§ Rows
========

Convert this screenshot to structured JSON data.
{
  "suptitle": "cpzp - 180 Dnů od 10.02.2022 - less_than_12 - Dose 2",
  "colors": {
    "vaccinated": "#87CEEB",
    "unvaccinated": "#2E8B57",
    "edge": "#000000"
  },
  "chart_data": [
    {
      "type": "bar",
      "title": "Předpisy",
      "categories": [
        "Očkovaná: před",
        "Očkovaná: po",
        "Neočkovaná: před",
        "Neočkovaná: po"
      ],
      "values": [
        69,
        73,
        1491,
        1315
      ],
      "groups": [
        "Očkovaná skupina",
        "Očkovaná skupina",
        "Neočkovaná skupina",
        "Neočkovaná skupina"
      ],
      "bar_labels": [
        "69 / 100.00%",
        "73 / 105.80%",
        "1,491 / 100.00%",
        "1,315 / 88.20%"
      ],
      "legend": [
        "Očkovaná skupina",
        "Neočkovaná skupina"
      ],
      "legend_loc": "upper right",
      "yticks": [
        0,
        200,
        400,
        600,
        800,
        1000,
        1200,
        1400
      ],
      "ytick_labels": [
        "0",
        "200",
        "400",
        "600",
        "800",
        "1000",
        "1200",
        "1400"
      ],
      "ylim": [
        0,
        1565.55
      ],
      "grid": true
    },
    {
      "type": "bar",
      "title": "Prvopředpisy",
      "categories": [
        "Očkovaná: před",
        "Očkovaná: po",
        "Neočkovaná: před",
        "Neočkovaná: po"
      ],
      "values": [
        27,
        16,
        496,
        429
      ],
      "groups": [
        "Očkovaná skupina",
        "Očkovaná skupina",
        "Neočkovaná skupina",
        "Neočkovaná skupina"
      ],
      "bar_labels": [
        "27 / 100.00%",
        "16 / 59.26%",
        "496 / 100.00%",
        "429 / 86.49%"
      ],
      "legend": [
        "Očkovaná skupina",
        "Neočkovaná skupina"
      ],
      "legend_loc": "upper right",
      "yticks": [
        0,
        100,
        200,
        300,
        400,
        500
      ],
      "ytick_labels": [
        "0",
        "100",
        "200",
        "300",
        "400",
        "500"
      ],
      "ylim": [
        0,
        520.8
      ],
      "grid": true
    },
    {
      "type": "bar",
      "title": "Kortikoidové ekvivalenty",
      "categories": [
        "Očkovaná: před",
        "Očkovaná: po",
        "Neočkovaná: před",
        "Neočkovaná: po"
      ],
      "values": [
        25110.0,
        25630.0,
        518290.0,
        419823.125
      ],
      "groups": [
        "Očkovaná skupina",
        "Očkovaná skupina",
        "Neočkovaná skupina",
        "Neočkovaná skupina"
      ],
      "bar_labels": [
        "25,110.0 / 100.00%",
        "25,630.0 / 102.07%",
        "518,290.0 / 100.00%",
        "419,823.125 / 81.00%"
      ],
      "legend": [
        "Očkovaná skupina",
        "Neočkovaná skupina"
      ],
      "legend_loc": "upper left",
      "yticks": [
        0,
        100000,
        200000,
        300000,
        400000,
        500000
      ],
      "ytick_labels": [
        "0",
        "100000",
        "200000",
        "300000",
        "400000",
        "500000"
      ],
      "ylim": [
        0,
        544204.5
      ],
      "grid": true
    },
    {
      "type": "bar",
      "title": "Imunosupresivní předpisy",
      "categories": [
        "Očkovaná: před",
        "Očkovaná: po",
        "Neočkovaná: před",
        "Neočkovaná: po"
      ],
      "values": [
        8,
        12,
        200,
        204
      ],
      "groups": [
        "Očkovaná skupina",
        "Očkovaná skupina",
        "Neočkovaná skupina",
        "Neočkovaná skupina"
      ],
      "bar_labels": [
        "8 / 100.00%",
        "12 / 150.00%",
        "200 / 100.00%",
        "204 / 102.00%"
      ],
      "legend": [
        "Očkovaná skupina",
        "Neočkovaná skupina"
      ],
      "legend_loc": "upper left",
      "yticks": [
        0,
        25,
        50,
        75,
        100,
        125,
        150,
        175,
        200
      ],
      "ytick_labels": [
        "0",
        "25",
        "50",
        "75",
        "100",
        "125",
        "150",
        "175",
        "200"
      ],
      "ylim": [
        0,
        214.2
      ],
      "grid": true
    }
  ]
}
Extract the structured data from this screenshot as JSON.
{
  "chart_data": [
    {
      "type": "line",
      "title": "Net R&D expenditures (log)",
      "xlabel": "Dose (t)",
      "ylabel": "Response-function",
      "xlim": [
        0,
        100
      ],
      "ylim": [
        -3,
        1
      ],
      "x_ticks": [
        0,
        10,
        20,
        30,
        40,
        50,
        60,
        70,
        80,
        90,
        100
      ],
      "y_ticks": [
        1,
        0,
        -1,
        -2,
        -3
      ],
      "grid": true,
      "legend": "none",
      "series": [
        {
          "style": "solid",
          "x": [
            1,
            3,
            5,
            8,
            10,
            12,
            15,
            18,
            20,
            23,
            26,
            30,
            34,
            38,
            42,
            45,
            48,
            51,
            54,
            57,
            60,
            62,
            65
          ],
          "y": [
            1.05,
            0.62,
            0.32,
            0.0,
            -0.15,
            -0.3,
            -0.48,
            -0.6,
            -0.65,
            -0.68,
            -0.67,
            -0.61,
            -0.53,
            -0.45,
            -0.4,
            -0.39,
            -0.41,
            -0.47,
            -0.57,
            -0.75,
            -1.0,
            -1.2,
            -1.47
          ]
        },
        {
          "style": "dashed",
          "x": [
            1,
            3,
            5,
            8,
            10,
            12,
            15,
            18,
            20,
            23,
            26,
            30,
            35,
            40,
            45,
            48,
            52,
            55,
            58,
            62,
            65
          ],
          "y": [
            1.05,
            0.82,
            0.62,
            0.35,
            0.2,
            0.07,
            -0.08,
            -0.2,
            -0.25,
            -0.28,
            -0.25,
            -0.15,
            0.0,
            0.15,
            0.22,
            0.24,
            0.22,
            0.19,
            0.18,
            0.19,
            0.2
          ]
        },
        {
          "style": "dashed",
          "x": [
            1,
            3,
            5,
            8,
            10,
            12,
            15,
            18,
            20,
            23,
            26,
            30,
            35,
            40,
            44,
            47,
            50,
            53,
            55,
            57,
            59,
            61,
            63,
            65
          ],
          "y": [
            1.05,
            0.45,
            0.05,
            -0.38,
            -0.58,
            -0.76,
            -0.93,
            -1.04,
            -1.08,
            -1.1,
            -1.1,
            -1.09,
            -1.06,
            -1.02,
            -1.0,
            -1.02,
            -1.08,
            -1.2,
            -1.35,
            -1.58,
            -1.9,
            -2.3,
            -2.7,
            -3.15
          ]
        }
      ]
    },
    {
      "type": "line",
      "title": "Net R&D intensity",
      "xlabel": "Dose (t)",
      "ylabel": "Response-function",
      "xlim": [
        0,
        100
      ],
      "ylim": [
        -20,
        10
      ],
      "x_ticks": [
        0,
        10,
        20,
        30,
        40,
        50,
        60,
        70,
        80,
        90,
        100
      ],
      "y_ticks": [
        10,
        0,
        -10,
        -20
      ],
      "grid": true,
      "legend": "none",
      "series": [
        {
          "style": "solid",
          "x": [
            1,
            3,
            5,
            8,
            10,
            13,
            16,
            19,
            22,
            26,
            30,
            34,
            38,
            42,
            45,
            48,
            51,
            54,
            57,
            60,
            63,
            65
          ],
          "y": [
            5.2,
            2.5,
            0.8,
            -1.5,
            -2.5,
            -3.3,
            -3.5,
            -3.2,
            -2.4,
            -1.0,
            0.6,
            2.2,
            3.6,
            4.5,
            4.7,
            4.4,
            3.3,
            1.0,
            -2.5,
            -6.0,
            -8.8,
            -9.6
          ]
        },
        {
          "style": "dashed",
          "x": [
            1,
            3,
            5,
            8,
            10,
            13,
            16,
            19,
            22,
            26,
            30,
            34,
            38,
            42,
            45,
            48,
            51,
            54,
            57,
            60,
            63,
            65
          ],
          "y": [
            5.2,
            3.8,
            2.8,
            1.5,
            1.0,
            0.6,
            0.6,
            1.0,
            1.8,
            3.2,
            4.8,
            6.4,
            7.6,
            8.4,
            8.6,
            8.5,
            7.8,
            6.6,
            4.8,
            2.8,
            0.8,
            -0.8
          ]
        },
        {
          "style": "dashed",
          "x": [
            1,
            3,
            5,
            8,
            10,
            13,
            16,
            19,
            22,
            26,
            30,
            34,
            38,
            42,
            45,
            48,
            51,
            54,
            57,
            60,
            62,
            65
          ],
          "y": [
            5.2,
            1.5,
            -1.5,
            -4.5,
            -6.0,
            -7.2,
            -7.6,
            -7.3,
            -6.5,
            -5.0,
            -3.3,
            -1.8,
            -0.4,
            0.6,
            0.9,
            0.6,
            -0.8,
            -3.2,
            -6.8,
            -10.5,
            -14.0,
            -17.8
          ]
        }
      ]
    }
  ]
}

========

§ Stated goal
Identify each line holding the string "screenshot", and copy it out.

§ Output below
Convert this screenshot to structured JSON data.
Extract the structured data from this screenshot as JSON.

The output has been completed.